§ What the task requires
Each line of the listing must be transcribed exactly, except for the images, which should be excluded.

§ Available records
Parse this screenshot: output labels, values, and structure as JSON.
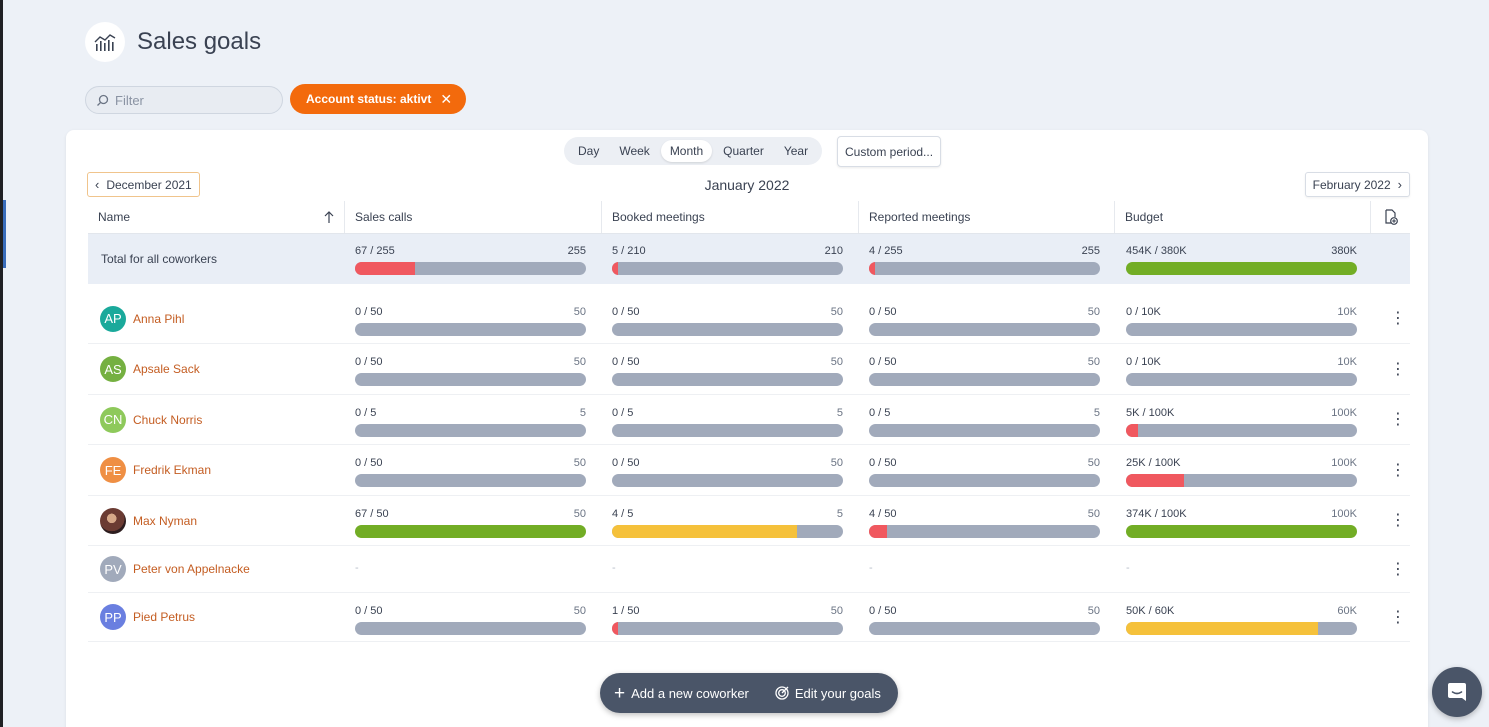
{
  "app": {
    "title": "Sales goals"
  },
  "filter": {
    "placeholder": "Filter"
  },
  "active_filter": {
    "label": "Account status: aktivt"
  },
  "periods": [
    "Day",
    "Week",
    "Month",
    "Quarter",
    "Year"
  ],
  "active_period": "Month",
  "custom_period": "Custom period...",
  "navigation": {
    "prev": "December 2021",
    "current": "January 2022",
    "next": "February 2022"
  },
  "columns": {
    "name": "Name",
    "sales_calls": "Sales calls",
    "booked_meetings": "Booked meetings",
    "reported_meetings": "Reported meetings",
    "budget": "Budget"
  },
  "colors": {
    "red": "#f0585f",
    "green": "#72ad25",
    "yellow": "#f5c13b",
    "track": "#a1aabb",
    "accent": "#f36a0c"
  },
  "total": {
    "label": "Total for all coworkers",
    "metrics": [
      {
        "value": "67 / 255",
        "target": "255",
        "progress": 0.26,
        "color": "red"
      },
      {
        "value": "5 / 210",
        "target": "210",
        "progress": 0.025,
        "color": "red"
      },
      {
        "value": "4 / 255",
        "target": "255",
        "progress": 0.016,
        "color": "red"
      },
      {
        "value": "454K / 380K",
        "target": "380K",
        "progress": 1.0,
        "color": "green"
      }
    ]
  },
  "coworkers": [
    {
      "initials": "AP",
      "name": "Anna Pihl",
      "avatar_color": "#1aa99b",
      "metrics": [
        {
          "value": "0 / 50",
          "target": "50",
          "progress": 0,
          "color": "red"
        },
        {
          "value": "0 / 50",
          "target": "50",
          "progress": 0,
          "color": "red"
        },
        {
          "value": "0 / 50",
          "target": "50",
          "progress": 0,
          "color": "red"
        },
        {
          "value": "0 / 10K",
          "target": "10K",
          "progress": 0,
          "color": "red"
        }
      ]
    },
    {
      "initials": "AS",
      "name": "Apsale Sack",
      "avatar_color": "#75b041",
      "metrics": [
        {
          "value": "0 / 50",
          "target": "50",
          "progress": 0,
          "color": "red"
        },
        {
          "value": "0 / 50",
          "target": "50",
          "progress": 0,
          "color": "red"
        },
        {
          "value": "0 / 50",
          "target": "50",
          "progress": 0,
          "color": "red"
        },
        {
          "value": "0 / 10K",
          "target": "10K",
          "progress": 0,
          "color": "red"
        }
      ]
    },
    {
      "initials": "CN",
      "name": "Chuck Norris",
      "avatar_color": "#8ec95b",
      "metrics": [
        {
          "value": "0 / 5",
          "target": "5",
          "progress": 0,
          "color": "red"
        },
        {
          "value": "0 / 5",
          "target": "5",
          "progress": 0,
          "color": "red"
        },
        {
          "value": "0 / 5",
          "target": "5",
          "progress": 0,
          "color": "red"
        },
        {
          "value": "5K / 100K",
          "target": "100K",
          "progress": 0.05,
          "color": "red"
        }
      ]
    },
    {
      "initials": "FE",
      "name": "Fredrik Ekman",
      "avatar_color": "#ef8f44",
      "metrics": [
        {
          "value": "0 / 50",
          "target": "50",
          "progress": 0,
          "color": "red"
        },
        {
          "value": "0 / 50",
          "target": "50",
          "progress": 0,
          "color": "red"
        },
        {
          "value": "0 / 50",
          "target": "50",
          "progress": 0,
          "color": "red"
        },
        {
          "value": "25K / 100K",
          "target": "100K",
          "progress": 0.25,
          "color": "red"
        }
      ]
    },
    {
      "initials": "",
      "name": "Max Nyman",
      "avatar_color": "#5a3a3a",
      "photo": true,
      "metrics": [
        {
          "value": "67 / 50",
          "target": "50",
          "progress": 1.0,
          "color": "green"
        },
        {
          "value": "4 / 5",
          "target": "5",
          "progress": 0.8,
          "color": "yellow"
        },
        {
          "value": "4 / 50",
          "target": "50",
          "progress": 0.08,
          "color": "red"
        },
        {
          "value": "374K / 100K",
          "target": "100K",
          "progress": 1.0,
          "color": "green"
        }
      ]
    },
    {
      "initials": "PV",
      "name": "Peter von Appelnacke",
      "avatar_color": "#a1aabb",
      "empty": true,
      "metrics": []
    },
    {
      "initials": "PP",
      "name": "Pied Petrus",
      "avatar_color": "#6a7fe0",
      "metrics": [
        {
          "value": "0 / 50",
          "target": "50",
          "progress": 0,
          "color": "red"
        },
        {
          "value": "1 / 50",
          "target": "50",
          "progress": 0.02,
          "color": "red"
        },
        {
          "value": "0 / 50",
          "target": "50",
          "progress": 0,
          "color": "red"
        },
        {
          "value": "50K / 60K",
          "target": "60K",
          "progress": 0.83,
          "color": "yellow"
        }
      ]
    }
  ],
  "empty_placeholder": "-",
  "actions": {
    "add_coworker": "Add a new coworker",
    "edit_goals": "Edit your goals"
  }
}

§ Task response
Parse this screenshot: output labels, values, and structure as JSON.
{
  "app": {
    "title": "Sales goals"
  },
  "filter": {
    "placeholder": "Filter"
  },
  "active_filter": {
    "label": "Account status: aktivt"
  },
  "periods": [
    "Day",
    "Week",
    "Month",
    "Quarter",
    "Year"
  ],
  "active_period": "Month",
  "custom_period": "Custom period...",
  "navigation": {
    "prev": "December 2021",
    "current": "January 2022",
    "next": "February 2022"
  },
  "columns": {
    "name": "Name",
    "sales_calls": "Sales calls",
    "booked_meetings": "Booked meetings",
    "reported_meetings": "Reported meetings",
    "budget": "Budget"
  },
  "colors": {
    "red": "#f0585f",
    "green": "#72ad25",
    "yellow": "#f5c13b",
    "track": "#a1aabb",
    "accent": "#f36a0c"
  },
  "total": {
    "label": "Total for all coworkers",
    "metrics": [
      {
        "value": "67 / 255",
        "target": "255",
        "progress": 0.26,
        "color": "red"
      },
      {
        "value": "5 / 210",
        "target": "210",
        "progress": 0.025,
        "color": "red"
      },
      {
        "value": "4 / 255",
        "target": "255",
        "progress": 0.016,
        "color": "red"
      },
      {
        "value": "454K / 380K",
        "target": "380K",
        "progress": 1.0,
        "color": "green"
      }
    ]
  },
  "coworkers": [
    {
      "initials": "AP",
      "name": "Anna Pihl",
      "avatar_color": "#1aa99b",
      "metrics": [
        {
          "value": "0 / 50",
          "target": "50",
          "progress": 0,
          "color": "red"
        },
        {
          "value": "0 / 50",
          "target": "50",
          "progress": 0,
          "color": "red"
        },
        {
          "value": "0 / 50",
          "target": "50",
          "progress": 0,
          "color": "red"
        },
        {
          "value": "0 / 10K",
          "target": "10K",
          "progress": 0,
          "color": "red"
        }
      ]
    },
    {
      "initials": "AS",
      "name": "Apsale Sack",
      "avatar_color": "#75b041",
      "metrics": [
        {
          "value": "0 / 50",
          "target": "50",
          "progress": 0,
          "color": "red"
        },
        {
          "value": "0 / 50",
          "target": "50",
          "progress": 0,
          "color": "red"
        },
        {
          "value": "0 / 50",
          "target": "50",
          "progress": 0,
          "color": "red"
        },
        {
          "value": "0 / 10K",
          "target": "10K",
          "progress": 0,
          "color": "red"
        }
      ]
    },
    {
      "initials": "CN",
      "name": "Chuck Norris",
      "avatar_color": "#8ec95b",
      "metrics": [
        {
          "value": "0 / 5",
          "target": "5",
          "progress": 0,
          "color": "red"
        },
        {
          "value": "0 / 5",
          "target": "5",
          "progress": 0,
          "color": "red"
        },
        {
          "value": "0 / 5",
          "target": "5",
          "progress": 0,
          "color": "red"
        },
        {
          "value": "5K / 100K",
          "target": "100K",
          "progress": 0.05,
          "color": "red"
        }
      ]
    },
    {
      "initials": "FE",
      "name": "Fredrik Ekman",
      "avatar_color": "#ef8f44",
      "metrics": [
        {
          "value": "0 / 50",
          "target": "50",
          "progress": 0,
          "color": "red"
        },
        {
          "value": "0 / 50",
          "target": "50",
          "progress": 0,
          "color": "red"
        },
        {
          "value": "0 / 50",
          "target": "50",
          "progress": 0,
          "color": "red"
        },
        {
          "value": "25K / 100K",
          "target": "100K",
          "progress": 0.25,
          "color": "red"
        }
      ]
    },
    {
      "initials": "",
      "name": "Max Nyman",
      "avatar_color": "#5a3a3a",
      "photo": true,
      "metrics": [
        {
          "value": "67 / 50",
          "target": "50",
          "progress": 1.0,
          "color": "green"
        },
        {
          "value": "4 / 5",
          "target": "5",
          "progress": 0.8,
          "color": "yellow"
        },
        {
          "value": "4 / 50",
          "target": "50",
          "progress": 0.08,
          "color": "red"
        },
        {
          "value": "374K / 100K",
          "target": "100K",
          "progress": 1.0,
          "color": "green"
        }
      ]
    },
    {
      "initials": "PV",
      "name": "Peter von Appelnacke",
      "avatar_color": "#a1aabb",
      "empty": true,
      "metrics": []
    },
    {
      "initials": "PP",
      "name": "Pied Petrus",
      "avatar_color": "#6a7fe0",
      "metrics": [
        {
          "value": "0 / 50",
          "target": "50",
          "progress": 0,
          "color": "red"
        },
        {
          "value": "1 / 50",
          "target": "50",
          "progress": 0.02,
          "color": "red"
        },
        {
          "value": "0 / 50",
          "target": "50",
          "progress": 0,
          "color": "red"
        },
        {
          "value": "50K / 60K",
          "target": "60K",
          "progress": 0.83,
          "color": "yellow"
        }
      ]
    }
  ],
  "empty_placeholder": "-",
  "actions": {
    "add_coworker": "Add a new coworker",
    "edit_goals": "Edit your goals"
  }
}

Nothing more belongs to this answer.